> Exercise details
Convert the lines of every item below into a numbered list, leaving out blank lines.

[Coordinate annotation records]
....

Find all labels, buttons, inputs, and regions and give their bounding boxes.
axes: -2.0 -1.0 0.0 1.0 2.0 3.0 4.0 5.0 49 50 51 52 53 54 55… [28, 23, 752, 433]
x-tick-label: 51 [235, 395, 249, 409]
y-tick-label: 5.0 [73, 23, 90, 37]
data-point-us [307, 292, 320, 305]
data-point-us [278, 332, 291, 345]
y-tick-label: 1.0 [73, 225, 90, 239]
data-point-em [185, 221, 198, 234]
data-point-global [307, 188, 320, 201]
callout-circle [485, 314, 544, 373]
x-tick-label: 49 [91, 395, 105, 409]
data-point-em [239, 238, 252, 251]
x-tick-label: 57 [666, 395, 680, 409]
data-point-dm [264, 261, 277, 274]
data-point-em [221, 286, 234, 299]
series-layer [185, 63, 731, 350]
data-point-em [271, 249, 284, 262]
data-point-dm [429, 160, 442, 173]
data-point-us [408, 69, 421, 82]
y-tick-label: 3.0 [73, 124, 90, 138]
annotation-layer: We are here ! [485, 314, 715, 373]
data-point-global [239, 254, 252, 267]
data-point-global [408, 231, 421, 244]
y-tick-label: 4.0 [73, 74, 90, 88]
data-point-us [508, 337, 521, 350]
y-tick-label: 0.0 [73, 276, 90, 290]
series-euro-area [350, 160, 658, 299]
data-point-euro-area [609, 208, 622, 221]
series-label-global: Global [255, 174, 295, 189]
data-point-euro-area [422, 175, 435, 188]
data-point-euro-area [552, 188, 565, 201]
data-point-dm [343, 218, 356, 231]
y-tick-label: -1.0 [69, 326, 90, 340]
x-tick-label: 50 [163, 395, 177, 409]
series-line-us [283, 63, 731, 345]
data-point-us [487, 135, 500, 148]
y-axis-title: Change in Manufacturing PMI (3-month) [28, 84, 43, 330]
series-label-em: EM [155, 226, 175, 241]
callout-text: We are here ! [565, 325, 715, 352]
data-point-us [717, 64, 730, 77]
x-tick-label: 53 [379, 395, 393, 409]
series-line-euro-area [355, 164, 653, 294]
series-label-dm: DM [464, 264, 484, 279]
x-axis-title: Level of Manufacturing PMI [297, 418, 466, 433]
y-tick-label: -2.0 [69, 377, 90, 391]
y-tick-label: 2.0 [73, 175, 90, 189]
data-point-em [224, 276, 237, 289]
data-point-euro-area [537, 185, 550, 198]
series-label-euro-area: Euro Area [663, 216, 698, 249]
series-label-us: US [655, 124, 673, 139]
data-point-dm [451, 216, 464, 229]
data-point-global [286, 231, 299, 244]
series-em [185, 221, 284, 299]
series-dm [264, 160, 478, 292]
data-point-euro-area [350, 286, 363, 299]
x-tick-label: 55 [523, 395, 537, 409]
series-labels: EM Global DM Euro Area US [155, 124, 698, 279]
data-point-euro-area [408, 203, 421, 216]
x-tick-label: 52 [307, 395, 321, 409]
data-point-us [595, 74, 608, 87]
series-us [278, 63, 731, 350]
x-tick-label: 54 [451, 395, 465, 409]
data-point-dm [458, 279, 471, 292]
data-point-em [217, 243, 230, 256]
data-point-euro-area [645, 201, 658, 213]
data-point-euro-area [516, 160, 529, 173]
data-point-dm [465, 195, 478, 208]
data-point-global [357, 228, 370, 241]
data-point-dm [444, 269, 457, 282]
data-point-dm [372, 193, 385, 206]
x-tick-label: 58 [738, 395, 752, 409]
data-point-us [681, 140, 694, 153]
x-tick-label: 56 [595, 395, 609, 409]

....

> Written response
1. Find all labels, buttons, inputs, and regions and give their bounding boxes.
2. axes: -2.0 -1.0 0.0 1.0 2.0 3.0 4.0 5.0 49 50 51 52 53 54 55… [28, 23, 752, 433]
3. x-tick-label: 51 [235, 395, 249, 409]
4. y-tick-label: 5.0 [73, 23, 90, 37]
5. data-point-us [307, 292, 320, 305]
6. data-point-us [278, 332, 291, 345]
7. y-tick-label: 1.0 [73, 225, 90, 239]
8. data-point-em [185, 221, 198, 234]
9. data-point-global [307, 188, 320, 201]
10. callout-circle [485, 314, 544, 373]
11. x-tick-label: 49 [91, 395, 105, 409]
12. data-point-em [239, 238, 252, 251]
13. x-tick-label: 57 [666, 395, 680, 409]
14. data-point-dm [264, 261, 277, 274]
15. data-point-em [221, 286, 234, 299]
16. series-layer [185, 63, 731, 350]
17. data-point-em [271, 249, 284, 262]
18. data-point-dm [429, 160, 442, 173]
19. data-point-us [408, 69, 421, 82]
20. y-tick-label: 3.0 [73, 124, 90, 138]
21. annotation-layer: We are here ! [485, 314, 715, 373]
22. data-point-global [239, 254, 252, 267]
23. data-point-global [408, 231, 421, 244]
24. y-tick-label: 4.0 [73, 74, 90, 88]
25. data-point-us [508, 337, 521, 350]
26. y-tick-label: 0.0 [73, 276, 90, 290]
27. series-euro-area [350, 160, 658, 299]
28. data-point-euro-area [609, 208, 622, 221]
29. series-label-global: Global [255, 174, 295, 189]
30. data-point-euro-area [422, 175, 435, 188]
31. data-point-euro-area [552, 188, 565, 201]
32. data-point-dm [343, 218, 356, 231]
33. y-tick-label: -1.0 [69, 326, 90, 340]
34. x-tick-label: 50 [163, 395, 177, 409]
35. series-line-us [283, 63, 731, 345]
36. data-point-us [487, 135, 500, 148]
37. y-axis-title: Change in Manufacturing PMI (3-month) [28, 84, 43, 330]
38. series-label-em: EM [155, 226, 175, 241]
39. callout-text: We are here ! [565, 325, 715, 352]
40. data-point-us [717, 64, 730, 77]
41. x-tick-label: 53 [379, 395, 393, 409]
42. series-line-euro-area [355, 164, 653, 294]
43. series-label-dm: DM [464, 264, 484, 279]
44. x-axis-title: Level of Manufacturing PMI [297, 418, 466, 433]
45. y-tick-label: -2.0 [69, 377, 90, 391]
46. y-tick-label: 2.0 [73, 175, 90, 189]
47. data-point-em [224, 276, 237, 289]
48. data-point-euro-area [537, 185, 550, 198]
49. series-label-euro-area: Euro Area [663, 216, 698, 249]
50. series-label-us: US [655, 124, 673, 139]
51. data-point-dm [451, 216, 464, 229]
52. data-point-global [286, 231, 299, 244]
53. series-em [185, 221, 284, 299]
54. series-dm [264, 160, 478, 292]
55. data-point-euro-area [350, 286, 363, 299]
56. x-tick-label: 55 [523, 395, 537, 409]
57. series-labels: EM Global DM Euro Area US [155, 124, 698, 279]
58. data-point-euro-area [408, 203, 421, 216]
59. x-tick-label: 52 [307, 395, 321, 409]
60. data-point-us [595, 74, 608, 87]
61. series-us [278, 63, 731, 350]
62. x-tick-label: 54 [451, 395, 465, 409]
63. data-point-dm [458, 279, 471, 292]
64. data-point-em [217, 243, 230, 256]
65. data-point-euro-area [645, 201, 658, 213]
66. data-point-euro-area [516, 160, 529, 173]
67. data-point-dm [465, 195, 478, 208]
68. data-point-global [357, 228, 370, 241]
69. data-point-dm [444, 269, 457, 282]
70. data-point-dm [372, 193, 385, 206]
71. x-tick-label: 58 [738, 395, 752, 409]
72. data-point-us [681, 140, 694, 153]
73. x-tick-label: 56 [595, 395, 609, 409]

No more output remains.